── Input

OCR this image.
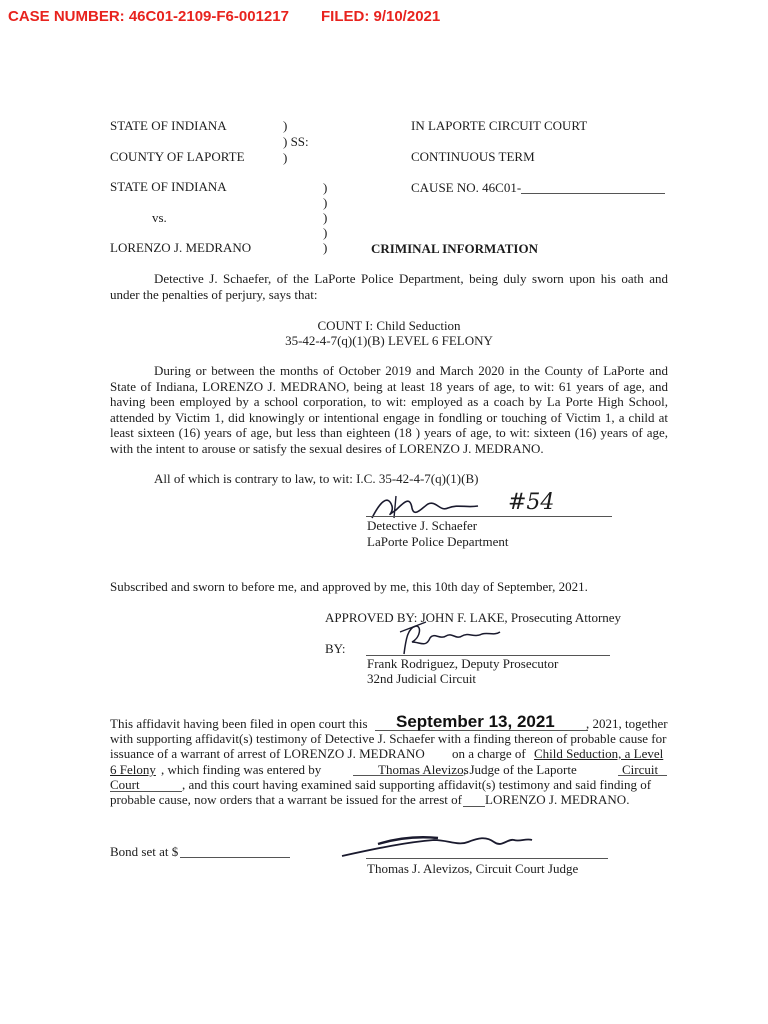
CASE NUMBER: 46C01-2109-F6-001217 FILED: 9/10/2021
STATE OF INDIANA	)
) SS:
)
IN LAPORTE CIRCUIT COURT
COUNTY OF LAPORTE	CONTINUOUS TERM
STATE OF INDIANA	CAUSE NO. 46C01-
)
)
)
)
)
vs.
LORENZO J. MEDRANO	CRIMINAL INFORMATION
Detective J. Schaefer, of the LaPorte Police Department, being duly sworn upon his oath and under the penalties of perjury, says that:
COUNT I: Child Seduction
35-42-4-7(q)(1)(B) LEVEL 6 FELONY
During or between the months of October 2019 and March 2020 in the County of LaPorte and State of Indiana, LORENZO J. MEDRANO, being at least 18 years of age, to wit: 61 years of age, and having been employed by a school corporation, to wit: employed as a coach by La Porte High School, attended by Victim 1, did knowingly or intentional engage in fondling or touching of Victim 1, a child at least sixteen (16) years of age, but less than eighteen (18 ) years of age, to wit: sixteen (16) years of age, with the intent to arouse or satisfy the sexual desires of LORENZO J. MEDRANO.
All of which is contrary to law, to wit: I.C. 35-42-4-7(q)(1)(B)
#54
Detective J. Schaefer
LaPorte Police Department
Subscribed and sworn to before me, and approved by me, this 10th day of September, 2021.
APPROVED BY: JOHN F. LAKE, Prosecuting Attorney
BY:
Frank Rodriguez, Deputy Prosecutor
32nd Judicial Circuit
This affidavit having been filed in open court this September 13, 2021 , 2021, together
with supporting affidavit(s) testimony of Detective J. Schaefer with a finding thereon of probable cause for
issuance of a warrant of arrest of LORENZO J. MEDRANO on a charge of Child Seduction, a Level
6 Felony , which finding was entered by	Thomas Alevizos
, Judge of the Laporte	Circuit
Court	, and this court having examined said supporting affidavit(s) testimony and said finding of
probable cause, now orders that a warrant be issued for the arrest of LORENZO J. MEDRANO.
Bond set at $
Thomas J. Alevizos, Circuit Court Judge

────

What is expected
Quote every record above exactly, leaving out the pictures.

Reply to the task
OCR this image.
CASE NUMBER: 46C01-2109-F6-001217 FILED: 9/10/2021
STATE OF INDIANA	)
) SS:
)
IN LAPORTE CIRCUIT COURT
COUNTY OF LAPORTE	CONTINUOUS TERM
STATE OF INDIANA	CAUSE NO. 46C01-
)
)
)
)
)
vs.
LORENZO J. MEDRANO	CRIMINAL INFORMATION
Detective J. Schaefer, of the LaPorte Police Department, being duly sworn upon his oath and under the penalties of perjury, says that:
COUNT I: Child Seduction
35-42-4-7(q)(1)(B) LEVEL 6 FELONY
During or between the months of October 2019 and March 2020 in the County of LaPorte and State of Indiana, LORENZO J. MEDRANO, being at least 18 years of age, to wit: 61 years of age, and having been employed by a school corporation, to wit: employed as a coach by La Porte High School, attended by Victim 1, did knowingly or intentional engage in fondling or touching of Victim 1, a child at least sixteen (16) years of age, but less than eighteen (18 ) years of age, to wit: sixteen (16) years of age, with the intent to arouse or satisfy the sexual desires of LORENZO J. MEDRANO.
All of which is contrary to law, to wit: I.C. 35-42-4-7(q)(1)(B)
#54
Detective J. Schaefer
LaPorte Police Department
Subscribed and sworn to before me, and approved by me, this 10th day of September, 2021.
APPROVED BY: JOHN F. LAKE, Prosecuting Attorney
BY:
Frank Rodriguez, Deputy Prosecutor
32nd Judicial Circuit
This affidavit having been filed in open court this September 13, 2021 , 2021, together
with supporting affidavit(s) testimony of Detective J. Schaefer with a finding thereon of probable cause for
issuance of a warrant of arrest of LORENZO J. MEDRANO on a charge of Child Seduction, a Level
6 Felony , which finding was entered by	Thomas Alevizos
, Judge of the Laporte	Circuit
Court	, and this court having examined said supporting affidavit(s) testimony and said finding of
probable cause, now orders that a warrant be issued for the arrest of LORENZO J. MEDRANO.
Bond set at $
Thomas J. Alevizos, Circuit Court Judge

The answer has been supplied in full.